(Extracts from a graphics dataset)
* Begin *

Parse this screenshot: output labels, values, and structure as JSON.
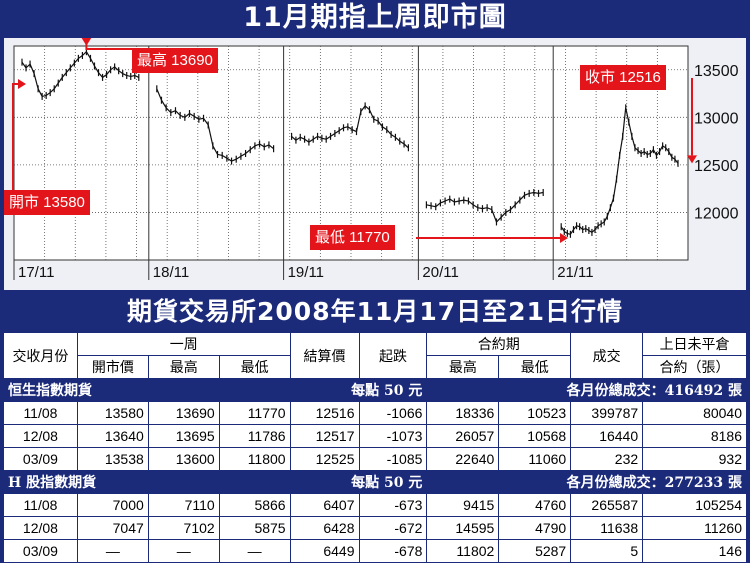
{
  "title": "11月期指上周即市圖",
  "subtitle": "期貨交易所2008年11月17日至21日行情",
  "chart_data": {
    "type": "line",
    "ylim": [
      11500,
      13750
    ],
    "yticks": [
      12000,
      12500,
      13000,
      13500
    ],
    "ytick_labels": [
      "12000",
      "12500",
      "13000",
      "13500"
    ],
    "day_labels": [
      "17/11",
      "18/11",
      "19/11",
      "20/11",
      "21/11"
    ],
    "days": [
      [
        13580,
        13520,
        13560,
        13460,
        13300,
        13220,
        13230,
        13260,
        13300,
        13360,
        13420,
        13470,
        13520,
        13570,
        13620,
        13650,
        13690,
        13620,
        13540,
        13470,
        13420,
        13450,
        13500,
        13530,
        13490,
        13460,
        13440,
        13430,
        13440,
        13420
      ],
      [
        13300,
        13180,
        13100,
        13050,
        13070,
        13020,
        13000,
        13040,
        13010,
        12980,
        12990,
        12920,
        12700,
        12610,
        12600,
        12570,
        12540,
        12560,
        12590,
        12620,
        12660,
        12700,
        12720,
        12690,
        12710,
        12670
      ],
      [
        12800,
        12760,
        12790,
        12770,
        12740,
        12770,
        12800,
        12780,
        12770,
        12800,
        12830,
        12860,
        12890,
        12900,
        12870,
        12850,
        13060,
        13120,
        13080,
        12980,
        12960,
        12900,
        12870,
        12820,
        12790,
        12750,
        12720,
        12680
      ],
      [
        12080,
        12070,
        12060,
        12100,
        12120,
        12140,
        12110,
        12120,
        12130,
        12120,
        12080,
        12050,
        12040,
        12050,
        12030,
        11900,
        11950,
        12000,
        12030,
        12080,
        12130,
        12180,
        12200,
        12210,
        12200,
        12210
      ],
      [
        11850,
        11800,
        11780,
        11770,
        11820,
        11860,
        11850,
        11820,
        11830,
        11810,
        11790,
        11820,
        11860,
        11880,
        11900,
        11960,
        12050,
        12150,
        12350,
        12600,
        12800,
        13100,
        12950,
        12800,
        12680,
        12650,
        12620,
        12640,
        12610,
        12620,
        12660,
        12600,
        12640,
        12700,
        12680,
        12640,
        12580,
        12560,
        12516
      ]
    ]
  },
  "callouts": {
    "high": "最高 13690",
    "open": "開市 13580",
    "low": "最低 11770",
    "close": "收市 12516"
  },
  "table": {
    "header1": [
      "交收月份",
      "一周",
      "結算價",
      "起跌",
      "合約期",
      "成交",
      "上日未平倉"
    ],
    "header2": [
      "開市價",
      "最高",
      "最低",
      "最高",
      "最低",
      "合約（張）"
    ],
    "sections": [
      {
        "name": "恒生指數期貨",
        "per_point": "每點 50 元",
        "total": "各月份總成交：416492 張",
        "rows": [
          [
            "11/08",
            "13580",
            "13690",
            "11770",
            "12516",
            "-1066",
            "18336",
            "10523",
            "399787",
            "80040"
          ],
          [
            "12/08",
            "13640",
            "13695",
            "11786",
            "12517",
            "-1073",
            "26057",
            "10568",
            "16440",
            "8186"
          ],
          [
            "03/09",
            "13538",
            "13600",
            "11800",
            "12525",
            "-1085",
            "22640",
            "11060",
            "232",
            "932"
          ]
        ]
      },
      {
        "name": "H 股指數期貨",
        "per_point": "每點 50 元",
        "total": "各月份總成交：277233 張",
        "rows": [
          [
            "11/08",
            "7000",
            "7110",
            "5866",
            "6407",
            "-673",
            "9415",
            "4760",
            "265587",
            "105254"
          ],
          [
            "12/08",
            "7047",
            "7102",
            "5875",
            "6428",
            "-672",
            "14595",
            "4790",
            "11638",
            "11260"
          ],
          [
            "03/09",
            "—",
            "—",
            "—",
            "6449",
            "-678",
            "11802",
            "5287",
            "5",
            "146"
          ]
        ]
      }
    ]
  }
}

* End *

Pull out each line of the entries that contains "total".

        "total": "各月份總成交：416492 張",
        "total": "各月份總成交：277233 張",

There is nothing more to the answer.